◆ Görevler ◆
**1.** Belge metnine göre aşağıdaki soruları yanıtlayın:
(a) 24 Ocak Kararları'nın mimarlarından biri olarak kim anılıyor?
(b) Gezi'de tepki gösterilen ve İstanbul'un en nadide arsasına yapılmak istenen yapı neydi?
(c) Yıllık cari açık kaç milyar dolar olarak veriliyor?
**2.** Belge metninde "15 Temmuz cunta" sözlerinden "bırakıyorum." sözlerine kadar olan her şeyi aynen yazın.

◆ Belge Metni ◆
┄┄┄┄┄┄┄┄┄┄┄┄┄┄┄┄┄┄┄┄

Politikanın merkezinde de
1976’larda zirve yapan ücret düzeyinin
düşürülmesi, emeğin hızla ucuzlatılması, devletin elindeki kuruluşların özel
şirketlere aktarılması vardı.
Ama bunları güçlü sendikal
hareketin olduğu, işçilerin fabrikaları işgal edebildiği, örgütlü toplumsal muhalefetin bulunduğu bir
ortamda yapabilmek olanaksızdı!
Ankara, İstanbul gibi büyük
kentlerde sıkıyönetim ilan edilmesine rağmen sonuç alınamayınca, bir gecede asker yönetimi ele almış, meclis,
hükumet lağvedilmiş; 24 Ocak Kararları da, mimarlarından
birisi olan Turgut Özal’ın kuracağı
hükumetler eliyle sorunsuz uygulanmıştı.
15 Temmuz cunta girişimini, iktidar gücünü kullanan kesimlerin kendi
arasındaki bilek güreşi olarak değerlendirmek tam doğru mudur, bilmiyorum. Ancak TBMM’nin savaş uçaklarıyla vurulması, Cumhurbaşkanı Erdoğan’ın şahsının hedef
alınması ve ona bağlı görünen polis birliklerine özellikle saldırılması düşünülürse, bu
girişimin yaşadığımız bütün darbelerden farklı bir şey olduğu ortaya çıkıyor.
Darbelerle yönetim tarzı bir zorunluluk/Başka çareleri yok!!!
Olayın siyasi boyutlarını siyasetçilere
bırakıyorum.
Dikkatinizi çekmek istediğim
şudur: Türkiye ekonomisinin 2016’da geldiği yerde, muktedirlerin açıkladığı
ekonomik hedeflere olağan demokratik yöntemlerle ulaşma şansı yok!
Adına “darbe” demesek de bir
tokat, sertlik, demokratik teamülleri, mesela TBMM’yi, sandıkla gelip gitmeyi rafa
kaldıran bir şey var, kapıda, olacak gibi zaten hissediyordum! Bunu yapmaya sanki
iktidarın kendisi talip gibi.
Bu kaygıların ilk işaret Gezi’den gelmişti. İstanbul’un en nadide arsasına yapılmak istenen AVM’ye gösterilen tepki,
ekonomi politikaları açısından doğrudan bir tehditti… Mutlaka bastırılması
gerekiyordu! Arkası da geldi, geliyor,
gelecek...
Sorun şu: Artık Türkiye ekonomisi
kendi dinamikleriyle yoluna devam edebilme, uluslararası rekabeti yürütme noktasından tamamen uzaklaştı. Dışarı kaynak aktarımına dayanan bir tür cari açık ekonomisi kuruldu. Kökleşti. Yıllık 60-70 milyar dolar cari
açığı “savuşturmanın” tek yolu ülkeye yabancı sermaye, sıcak para girişi! Son aylarda açığın 30
milyar dolara düşüşü tamamen piyasanın bitikliği ile ilgili. Çarklar dönmeye
başladı mı açık patlayacaktır, yapısaldır, kaçarın yok!

┄┄┄┄┄┄┄┄┄┄┄┄┄┄┄┄┄┄┄┄

◆ Veri Bölümü ◆
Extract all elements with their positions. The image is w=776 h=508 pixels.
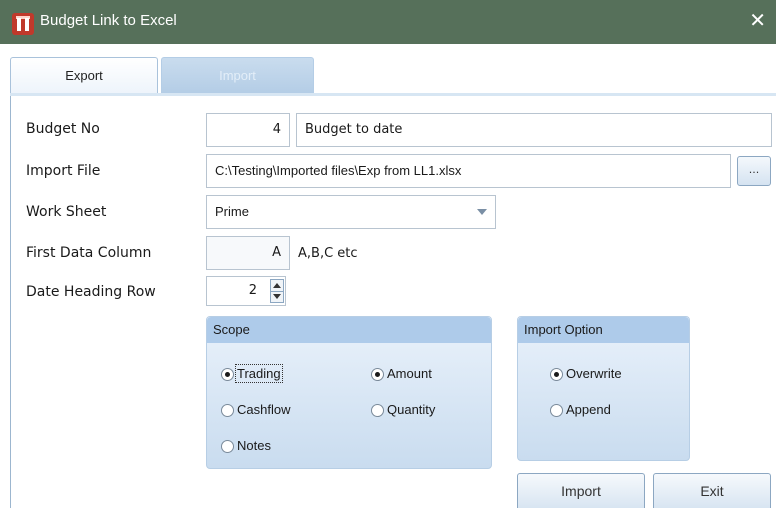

┄┄┄┄┄┄┄┄┄┄┄┄┄┄┄┄┄┄┄┄

◆ Görev Yanıtları ◆
**1.**
(a) Turgut Özal
(b) AVM
(c) 60-70 milyar dolar

**2.**
15 Temmuz cunta girişimini, iktidar gücünü kullanan kesimlerin kendi
arasındaki bilek güreşi olarak değerlendirmek tam doğru mudur, bilmiyorum. Ancak TBMM’nin savaş uçaklarıyla vurulması, Cumhurbaşkanı Erdoğan’ın şahsının hedef
alınması ve ona bağlı görünen polis birliklerine özellikle saldırılması düşünülürse, bu
girişimin yaşadığımız bütün darbelerden farklı bir şey olduğu ortaya çıkıyor.
Darbelerle yönetim tarzı bir zorunluluk/Başka çareleri yok!!!
Olayın siyasi boyutlarını siyasetçilere
bırakıyorum.